Records for this task:
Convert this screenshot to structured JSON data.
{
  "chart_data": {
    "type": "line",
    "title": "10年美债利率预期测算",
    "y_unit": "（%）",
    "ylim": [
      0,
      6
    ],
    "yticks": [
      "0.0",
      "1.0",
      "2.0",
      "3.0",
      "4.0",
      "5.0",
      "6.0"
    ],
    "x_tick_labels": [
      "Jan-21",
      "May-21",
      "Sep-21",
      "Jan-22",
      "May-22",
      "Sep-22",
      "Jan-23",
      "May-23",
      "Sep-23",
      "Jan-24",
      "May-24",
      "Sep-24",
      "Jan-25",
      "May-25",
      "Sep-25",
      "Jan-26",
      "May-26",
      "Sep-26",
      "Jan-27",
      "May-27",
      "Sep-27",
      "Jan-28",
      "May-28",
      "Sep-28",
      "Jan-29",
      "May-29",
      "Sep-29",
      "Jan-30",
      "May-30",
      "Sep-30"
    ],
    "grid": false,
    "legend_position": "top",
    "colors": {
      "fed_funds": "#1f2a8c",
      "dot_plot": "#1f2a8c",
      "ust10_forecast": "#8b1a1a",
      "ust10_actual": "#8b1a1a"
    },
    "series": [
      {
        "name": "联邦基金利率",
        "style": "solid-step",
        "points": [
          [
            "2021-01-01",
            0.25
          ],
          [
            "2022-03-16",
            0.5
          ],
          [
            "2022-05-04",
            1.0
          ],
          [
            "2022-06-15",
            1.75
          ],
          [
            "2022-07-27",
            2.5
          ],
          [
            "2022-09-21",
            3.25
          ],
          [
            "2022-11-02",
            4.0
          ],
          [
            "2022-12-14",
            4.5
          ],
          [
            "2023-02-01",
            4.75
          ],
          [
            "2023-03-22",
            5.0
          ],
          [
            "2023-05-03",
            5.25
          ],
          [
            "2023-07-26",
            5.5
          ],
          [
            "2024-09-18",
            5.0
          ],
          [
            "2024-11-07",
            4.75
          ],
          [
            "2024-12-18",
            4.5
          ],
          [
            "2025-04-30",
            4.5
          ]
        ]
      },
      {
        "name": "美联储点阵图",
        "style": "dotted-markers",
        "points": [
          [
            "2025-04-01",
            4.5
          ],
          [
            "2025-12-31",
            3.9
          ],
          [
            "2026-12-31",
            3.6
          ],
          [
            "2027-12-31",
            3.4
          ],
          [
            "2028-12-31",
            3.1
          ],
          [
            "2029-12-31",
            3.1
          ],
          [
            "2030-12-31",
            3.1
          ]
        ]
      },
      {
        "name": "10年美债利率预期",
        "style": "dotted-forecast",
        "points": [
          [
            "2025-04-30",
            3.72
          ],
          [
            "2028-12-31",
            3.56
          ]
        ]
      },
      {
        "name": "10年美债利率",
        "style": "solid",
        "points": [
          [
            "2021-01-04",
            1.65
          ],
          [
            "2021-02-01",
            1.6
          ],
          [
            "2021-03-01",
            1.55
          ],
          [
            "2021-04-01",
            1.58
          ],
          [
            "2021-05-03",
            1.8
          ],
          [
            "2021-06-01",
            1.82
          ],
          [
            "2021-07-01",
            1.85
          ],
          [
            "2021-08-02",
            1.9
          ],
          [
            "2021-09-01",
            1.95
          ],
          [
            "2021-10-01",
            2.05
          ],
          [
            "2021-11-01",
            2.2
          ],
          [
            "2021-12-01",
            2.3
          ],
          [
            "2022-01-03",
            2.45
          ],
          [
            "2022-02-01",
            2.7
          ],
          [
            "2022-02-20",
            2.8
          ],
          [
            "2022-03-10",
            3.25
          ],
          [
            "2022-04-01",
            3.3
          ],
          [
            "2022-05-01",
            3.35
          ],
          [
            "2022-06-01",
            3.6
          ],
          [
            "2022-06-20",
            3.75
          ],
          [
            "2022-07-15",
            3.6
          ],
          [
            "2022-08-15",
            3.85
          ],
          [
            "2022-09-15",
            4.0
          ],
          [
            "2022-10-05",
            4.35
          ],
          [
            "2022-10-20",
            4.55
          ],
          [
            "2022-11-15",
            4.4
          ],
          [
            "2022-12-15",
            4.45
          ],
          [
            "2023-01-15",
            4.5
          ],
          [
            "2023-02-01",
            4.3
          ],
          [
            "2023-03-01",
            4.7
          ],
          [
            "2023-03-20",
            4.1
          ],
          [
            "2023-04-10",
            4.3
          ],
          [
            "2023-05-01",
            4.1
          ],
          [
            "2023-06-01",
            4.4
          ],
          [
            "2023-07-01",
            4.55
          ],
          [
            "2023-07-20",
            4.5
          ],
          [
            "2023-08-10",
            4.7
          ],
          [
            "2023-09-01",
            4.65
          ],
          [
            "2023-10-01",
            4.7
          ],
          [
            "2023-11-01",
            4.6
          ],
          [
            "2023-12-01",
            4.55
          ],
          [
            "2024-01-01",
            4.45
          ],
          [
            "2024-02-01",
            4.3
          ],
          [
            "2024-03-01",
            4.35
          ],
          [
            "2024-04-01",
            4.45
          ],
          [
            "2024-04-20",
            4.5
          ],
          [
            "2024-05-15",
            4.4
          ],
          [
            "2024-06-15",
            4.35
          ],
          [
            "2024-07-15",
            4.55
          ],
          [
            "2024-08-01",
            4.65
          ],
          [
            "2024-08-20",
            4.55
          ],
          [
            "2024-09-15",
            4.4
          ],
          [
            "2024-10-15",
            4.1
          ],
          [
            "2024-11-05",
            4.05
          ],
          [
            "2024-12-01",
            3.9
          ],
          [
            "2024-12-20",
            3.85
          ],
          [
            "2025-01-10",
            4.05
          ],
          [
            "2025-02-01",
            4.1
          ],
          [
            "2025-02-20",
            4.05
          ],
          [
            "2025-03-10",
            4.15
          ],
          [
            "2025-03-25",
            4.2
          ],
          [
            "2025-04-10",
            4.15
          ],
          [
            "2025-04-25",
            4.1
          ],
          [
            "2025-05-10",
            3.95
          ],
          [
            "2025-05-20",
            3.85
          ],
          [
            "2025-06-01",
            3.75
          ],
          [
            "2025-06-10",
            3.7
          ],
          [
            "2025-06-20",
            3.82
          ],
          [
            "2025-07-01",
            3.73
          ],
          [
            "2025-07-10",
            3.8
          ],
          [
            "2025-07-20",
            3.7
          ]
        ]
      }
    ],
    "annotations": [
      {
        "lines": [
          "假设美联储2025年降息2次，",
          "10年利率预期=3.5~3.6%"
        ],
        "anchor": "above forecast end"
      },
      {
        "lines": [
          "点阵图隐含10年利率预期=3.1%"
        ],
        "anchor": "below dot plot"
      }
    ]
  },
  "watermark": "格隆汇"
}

Set exercise:
In the entries above, find every line holding the word "dotted" and copy it out.

Result below:
        "style": "dotted-markers",
        "style": "dotted-forecast",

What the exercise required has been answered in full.